WHAT THE TASK ASKS: Take all the material and copy it exactly.

--------

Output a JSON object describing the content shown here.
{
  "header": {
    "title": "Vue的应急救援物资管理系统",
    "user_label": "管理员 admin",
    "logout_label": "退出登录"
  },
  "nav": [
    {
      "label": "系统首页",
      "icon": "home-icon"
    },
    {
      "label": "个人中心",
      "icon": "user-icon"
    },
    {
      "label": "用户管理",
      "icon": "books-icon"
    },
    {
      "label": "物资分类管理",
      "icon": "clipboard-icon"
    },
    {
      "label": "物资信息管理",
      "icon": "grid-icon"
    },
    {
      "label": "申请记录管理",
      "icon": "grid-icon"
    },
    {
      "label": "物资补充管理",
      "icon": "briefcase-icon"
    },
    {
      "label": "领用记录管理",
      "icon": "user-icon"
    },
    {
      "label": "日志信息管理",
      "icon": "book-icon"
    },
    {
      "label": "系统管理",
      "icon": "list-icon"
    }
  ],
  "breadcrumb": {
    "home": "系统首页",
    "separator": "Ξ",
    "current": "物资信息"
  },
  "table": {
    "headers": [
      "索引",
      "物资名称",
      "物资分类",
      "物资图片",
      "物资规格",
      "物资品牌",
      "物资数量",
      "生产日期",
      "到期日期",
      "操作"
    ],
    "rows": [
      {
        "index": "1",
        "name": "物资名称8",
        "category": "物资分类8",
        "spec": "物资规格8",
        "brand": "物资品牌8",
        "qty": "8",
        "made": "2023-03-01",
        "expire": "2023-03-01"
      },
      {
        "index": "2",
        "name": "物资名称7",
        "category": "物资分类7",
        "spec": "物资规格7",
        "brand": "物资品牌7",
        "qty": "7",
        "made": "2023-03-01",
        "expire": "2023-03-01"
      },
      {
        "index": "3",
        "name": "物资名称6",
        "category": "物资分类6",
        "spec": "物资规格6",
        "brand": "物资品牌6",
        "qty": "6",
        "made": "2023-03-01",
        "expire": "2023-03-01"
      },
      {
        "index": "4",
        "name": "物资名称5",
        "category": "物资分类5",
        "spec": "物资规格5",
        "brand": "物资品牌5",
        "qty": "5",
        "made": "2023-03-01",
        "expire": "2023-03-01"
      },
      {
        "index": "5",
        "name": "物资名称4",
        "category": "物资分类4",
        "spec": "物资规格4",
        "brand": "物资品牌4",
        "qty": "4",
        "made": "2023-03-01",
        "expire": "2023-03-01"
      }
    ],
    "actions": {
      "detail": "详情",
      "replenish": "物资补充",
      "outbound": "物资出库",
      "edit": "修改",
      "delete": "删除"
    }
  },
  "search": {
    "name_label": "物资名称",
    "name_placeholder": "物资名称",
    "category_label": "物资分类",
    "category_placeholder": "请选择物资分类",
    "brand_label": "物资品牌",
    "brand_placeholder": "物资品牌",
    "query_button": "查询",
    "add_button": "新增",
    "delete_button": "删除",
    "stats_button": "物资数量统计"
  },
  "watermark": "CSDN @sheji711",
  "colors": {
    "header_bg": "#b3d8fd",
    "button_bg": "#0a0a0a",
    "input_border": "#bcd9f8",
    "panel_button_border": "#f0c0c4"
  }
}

--------

RESPONSE TO THE TASK:
Output a JSON object describing the content shown here.
{
  "header": {
    "title": "Vue的应急救援物资管理系统",
    "user_label": "管理员 admin",
    "logout_label": "退出登录"
  },
  "nav": [
    {
      "label": "系统首页",
      "icon": "home-icon"
    },
    {
      "label": "个人中心",
      "icon": "user-icon"
    },
    {
      "label": "用户管理",
      "icon": "books-icon"
    },
    {
      "label": "物资分类管理",
      "icon": "clipboard-icon"
    },
    {
      "label": "物资信息管理",
      "icon": "grid-icon"
    },
    {
      "label": "申请记录管理",
      "icon": "grid-icon"
    },
    {
      "label": "物资补充管理",
      "icon": "briefcase-icon"
    },
    {
      "label": "领用记录管理",
      "icon": "user-icon"
    },
    {
      "label": "日志信息管理",
      "icon": "book-icon"
    },
    {
      "label": "系统管理",
      "icon": "list-icon"
    }
  ],
  "breadcrumb": {
    "home": "系统首页",
    "separator": "Ξ",
    "current": "物资信息"
  },
  "table": {
    "headers": [
      "索引",
      "物资名称",
      "物资分类",
      "物资图片",
      "物资规格",
      "物资品牌",
      "物资数量",
      "生产日期",
      "到期日期",
      "操作"
    ],
    "rows": [
      {
        "index": "1",
        "name": "物资名称8",
        "category": "物资分类8",
        "spec": "物资规格8",
        "brand": "物资品牌8",
        "qty": "8",
        "made": "2023-03-01",
        "expire": "2023-03-01"
      },
      {
        "index": "2",
        "name": "物资名称7",
        "category": "物资分类7",
        "spec": "物资规格7",
        "brand": "物资品牌7",
        "qty": "7",
        "made": "2023-03-01",
        "expire": "2023-03-01"
      },
      {
        "index": "3",
        "name": "物资名称6",
        "category": "物资分类6",
        "spec": "物资规格6",
        "brand": "物资品牌6",
        "qty": "6",
        "made": "2023-03-01",
        "expire": "2023-03-01"
      },
      {
        "index": "4",
        "name": "物资名称5",
        "category": "物资分类5",
        "spec": "物资规格5",
        "brand": "物资品牌5",
        "qty": "5",
        "made": "2023-03-01",
        "expire": "2023-03-01"
      },
      {
        "index": "5",
        "name": "物资名称4",
        "category": "物资分类4",
        "spec": "物资规格4",
        "brand": "物资品牌4",
        "qty": "4",
        "made": "2023-03-01",
        "expire": "2023-03-01"
      }
    ],
    "actions": {
      "detail": "详情",
      "replenish": "物资补充",
      "outbound": "物资出库",
      "edit": "修改",
      "delete": "删除"
    }
  },
  "search": {
    "name_label": "物资名称",
    "name_placeholder": "物资名称",
    "category_label": "物资分类",
    "category_placeholder": "请选择物资分类",
    "brand_label": "物资品牌",
    "brand_placeholder": "物资品牌",
    "query_button": "查询",
    "add_button": "新增",
    "delete_button": "删除",
    "stats_button": "物资数量统计"
  },
  "watermark": "CSDN @sheji711",
  "colors": {
    "header_bg": "#b3d8fd",
    "button_bg": "#0a0a0a",
    "input_border": "#bcd9f8",
    "panel_button_border": "#f0c0c4"
  }
}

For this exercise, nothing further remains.